Your answer should be only a number: how many lines include the word "Offbeat".

───── DATA SHOWN ─────

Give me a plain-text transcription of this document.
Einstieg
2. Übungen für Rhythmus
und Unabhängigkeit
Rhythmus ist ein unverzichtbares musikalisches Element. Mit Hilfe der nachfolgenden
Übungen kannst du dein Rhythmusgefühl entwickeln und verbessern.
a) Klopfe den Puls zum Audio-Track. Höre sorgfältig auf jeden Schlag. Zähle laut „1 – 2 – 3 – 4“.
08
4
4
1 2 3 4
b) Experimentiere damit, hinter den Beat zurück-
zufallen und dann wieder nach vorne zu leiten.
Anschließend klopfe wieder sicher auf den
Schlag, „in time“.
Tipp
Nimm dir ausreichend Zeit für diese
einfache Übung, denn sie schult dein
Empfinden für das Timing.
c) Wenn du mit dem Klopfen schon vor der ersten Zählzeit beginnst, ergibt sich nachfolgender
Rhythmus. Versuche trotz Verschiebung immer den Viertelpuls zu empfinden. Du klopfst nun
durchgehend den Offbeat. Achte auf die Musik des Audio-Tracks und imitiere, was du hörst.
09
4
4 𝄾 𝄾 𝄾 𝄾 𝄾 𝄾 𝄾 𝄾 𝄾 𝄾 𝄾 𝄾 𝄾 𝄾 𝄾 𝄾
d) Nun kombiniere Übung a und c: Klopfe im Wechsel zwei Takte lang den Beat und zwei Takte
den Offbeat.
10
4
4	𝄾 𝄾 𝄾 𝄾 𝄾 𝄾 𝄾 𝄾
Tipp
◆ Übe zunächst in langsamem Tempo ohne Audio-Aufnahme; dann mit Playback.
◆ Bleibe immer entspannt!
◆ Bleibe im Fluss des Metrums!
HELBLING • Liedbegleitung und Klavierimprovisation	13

─────

# COMPLETED EXERCISE
2